» What is needed: Produce the listing below again, exactly as shown.

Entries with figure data
****************

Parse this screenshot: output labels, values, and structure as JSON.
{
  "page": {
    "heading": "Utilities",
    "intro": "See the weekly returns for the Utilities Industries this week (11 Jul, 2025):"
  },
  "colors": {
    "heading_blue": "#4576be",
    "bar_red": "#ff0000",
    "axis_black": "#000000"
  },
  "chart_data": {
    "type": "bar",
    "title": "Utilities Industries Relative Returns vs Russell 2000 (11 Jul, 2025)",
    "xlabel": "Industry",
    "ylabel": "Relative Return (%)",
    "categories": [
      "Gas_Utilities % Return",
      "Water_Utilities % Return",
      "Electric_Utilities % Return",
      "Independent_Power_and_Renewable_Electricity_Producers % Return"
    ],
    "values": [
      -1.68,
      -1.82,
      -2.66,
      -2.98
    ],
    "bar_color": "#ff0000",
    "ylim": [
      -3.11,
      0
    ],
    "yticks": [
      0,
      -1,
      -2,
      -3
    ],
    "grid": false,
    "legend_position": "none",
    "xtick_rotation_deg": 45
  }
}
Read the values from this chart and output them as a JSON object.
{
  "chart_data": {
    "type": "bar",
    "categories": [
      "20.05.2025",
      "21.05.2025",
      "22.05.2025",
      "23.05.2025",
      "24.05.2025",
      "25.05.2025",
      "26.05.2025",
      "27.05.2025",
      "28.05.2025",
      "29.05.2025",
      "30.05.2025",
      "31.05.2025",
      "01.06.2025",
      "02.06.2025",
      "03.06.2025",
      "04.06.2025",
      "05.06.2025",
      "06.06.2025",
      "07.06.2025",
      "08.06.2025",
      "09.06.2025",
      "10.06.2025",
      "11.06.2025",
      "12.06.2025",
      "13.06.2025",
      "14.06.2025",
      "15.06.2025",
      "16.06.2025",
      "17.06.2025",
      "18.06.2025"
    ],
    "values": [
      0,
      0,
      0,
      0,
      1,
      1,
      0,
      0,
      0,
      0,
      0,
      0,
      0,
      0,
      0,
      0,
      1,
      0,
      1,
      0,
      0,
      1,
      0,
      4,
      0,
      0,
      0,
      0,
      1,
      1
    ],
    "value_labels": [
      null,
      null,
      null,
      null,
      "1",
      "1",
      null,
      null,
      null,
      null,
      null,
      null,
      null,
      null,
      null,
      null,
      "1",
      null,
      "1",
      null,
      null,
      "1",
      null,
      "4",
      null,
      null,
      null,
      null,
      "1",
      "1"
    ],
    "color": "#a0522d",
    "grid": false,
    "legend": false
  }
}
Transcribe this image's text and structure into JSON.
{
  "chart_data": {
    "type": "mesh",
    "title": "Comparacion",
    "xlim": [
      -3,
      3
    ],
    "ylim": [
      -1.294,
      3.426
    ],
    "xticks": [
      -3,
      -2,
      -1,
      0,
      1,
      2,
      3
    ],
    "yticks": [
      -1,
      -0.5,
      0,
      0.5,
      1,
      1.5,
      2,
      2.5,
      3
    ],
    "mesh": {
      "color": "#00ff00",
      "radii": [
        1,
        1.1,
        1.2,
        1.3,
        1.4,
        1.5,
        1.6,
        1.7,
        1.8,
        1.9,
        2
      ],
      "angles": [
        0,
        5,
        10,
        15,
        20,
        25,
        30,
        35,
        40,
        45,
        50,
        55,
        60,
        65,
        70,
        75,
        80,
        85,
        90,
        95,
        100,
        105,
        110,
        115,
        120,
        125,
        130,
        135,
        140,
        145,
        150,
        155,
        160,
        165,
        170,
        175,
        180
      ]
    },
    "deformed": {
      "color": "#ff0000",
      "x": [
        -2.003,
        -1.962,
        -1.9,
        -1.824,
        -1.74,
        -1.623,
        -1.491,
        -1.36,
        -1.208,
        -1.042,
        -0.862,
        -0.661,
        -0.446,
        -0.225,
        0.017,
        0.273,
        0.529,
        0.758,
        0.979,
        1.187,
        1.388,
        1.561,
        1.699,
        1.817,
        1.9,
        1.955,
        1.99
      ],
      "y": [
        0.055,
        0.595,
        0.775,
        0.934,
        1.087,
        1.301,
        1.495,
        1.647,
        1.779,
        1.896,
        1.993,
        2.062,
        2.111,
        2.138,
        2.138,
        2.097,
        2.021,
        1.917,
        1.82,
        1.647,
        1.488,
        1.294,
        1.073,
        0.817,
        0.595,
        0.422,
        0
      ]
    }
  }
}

****************

» Worked answer:
Parse this screenshot: output labels, values, and structure as JSON.
{
  "page": {
    "heading": "Utilities",
    "intro": "See the weekly returns for the Utilities Industries this week (11 Jul, 2025):"
  },
  "colors": {
    "heading_blue": "#4576be",
    "bar_red": "#ff0000",
    "axis_black": "#000000"
  },
  "chart_data": {
    "type": "bar",
    "title": "Utilities Industries Relative Returns vs Russell 2000 (11 Jul, 2025)",
    "xlabel": "Industry",
    "ylabel": "Relative Return (%)",
    "categories": [
      "Gas_Utilities % Return",
      "Water_Utilities % Return",
      "Electric_Utilities % Return",
      "Independent_Power_and_Renewable_Electricity_Producers % Return"
    ],
    "values": [
      -1.68,
      -1.82,
      -2.66,
      -2.98
    ],
    "bar_color": "#ff0000",
    "ylim": [
      -3.11,
      0
    ],
    "yticks": [
      0,
      -1,
      -2,
      -3
    ],
    "grid": false,
    "legend_position": "none",
    "xtick_rotation_deg": 45
  }
}
Read the values from this chart and output them as a JSON object.
{
  "chart_data": {
    "type": "bar",
    "categories": [
      "20.05.2025",
      "21.05.2025",
      "22.05.2025",
      "23.05.2025",
      "24.05.2025",
      "25.05.2025",
      "26.05.2025",
      "27.05.2025",
      "28.05.2025",
      "29.05.2025",
      "30.05.2025",
      "31.05.2025",
      "01.06.2025",
      "02.06.2025",
      "03.06.2025",
      "04.06.2025",
      "05.06.2025",
      "06.06.2025",
      "07.06.2025",
      "08.06.2025",
      "09.06.2025",
      "10.06.2025",
      "11.06.2025",
      "12.06.2025",
      "13.06.2025",
      "14.06.2025",
      "15.06.2025",
      "16.06.2025",
      "17.06.2025",
      "18.06.2025"
    ],
    "values": [
      0,
      0,
      0,
      0,
      1,
      1,
      0,
      0,
      0,
      0,
      0,
      0,
      0,
      0,
      0,
      0,
      1,
      0,
      1,
      0,
      0,
      1,
      0,
      4,
      0,
      0,
      0,
      0,
      1,
      1
    ],
    "value_labels": [
      null,
      null,
      null,
      null,
      "1",
      "1",
      null,
      null,
      null,
      null,
      null,
      null,
      null,
      null,
      null,
      null,
      "1",
      null,
      "1",
      null,
      null,
      "1",
      null,
      "4",
      null,
      null,
      null,
      null,
      "1",
      "1"
    ],
    "color": "#a0522d",
    "grid": false,
    "legend": false
  }
}
Transcribe this image's text and structure into JSON.
{
  "chart_data": {
    "type": "mesh",
    "title": "Comparacion",
    "xlim": [
      -3,
      3
    ],
    "ylim": [
      -1.294,
      3.426
    ],
    "xticks": [
      -3,
      -2,
      -1,
      0,
      1,
      2,
      3
    ],
    "yticks": [
      -1,
      -0.5,
      0,
      0.5,
      1,
      1.5,
      2,
      2.5,
      3
    ],
    "mesh": {
      "color": "#00ff00",
      "radii": [
        1,
        1.1,
        1.2,
        1.3,
        1.4,
        1.5,
        1.6,
        1.7,
        1.8,
        1.9,
        2
      ],
      "angles": [
        0,
        5,
        10,
        15,
        20,
        25,
        30,
        35,
        40,
        45,
        50,
        55,
        60,
        65,
        70,
        75,
        80,
        85,
        90,
        95,
        100,
        105,
        110,
        115,
        120,
        125,
        130,
        135,
        140,
        145,
        150,
        155,
        160,
        165,
        170,
        175,
        180
      ]
    },
    "deformed": {
      "color": "#ff0000",
      "x": [
        -2.003,
        -1.962,
        -1.9,
        -1.824,
        -1.74,
        -1.623,
        -1.491,
        -1.36,
        -1.208,
        -1.042,
        -0.862,
        -0.661,
        -0.446,
        -0.225,
        0.017,
        0.273,
        0.529,
        0.758,
        0.979,
        1.187,
        1.388,
        1.561,
        1.699,
        1.817,
        1.9,
        1.955,
        1.99
      ],
      "y": [
        0.055,
        0.595,
        0.775,
        0.934,
        1.087,
        1.301,
        1.495,
        1.647,
        1.779,
        1.896,
        1.993,
        2.062,
        2.111,
        2.138,
        2.138,
        2.097,
        2.021,
        1.917,
        1.82,
        1.647,
        1.488,
        1.294,
        1.073,
        0.817,
        0.595,
        0.422,
        0
      ]
    }
  }
}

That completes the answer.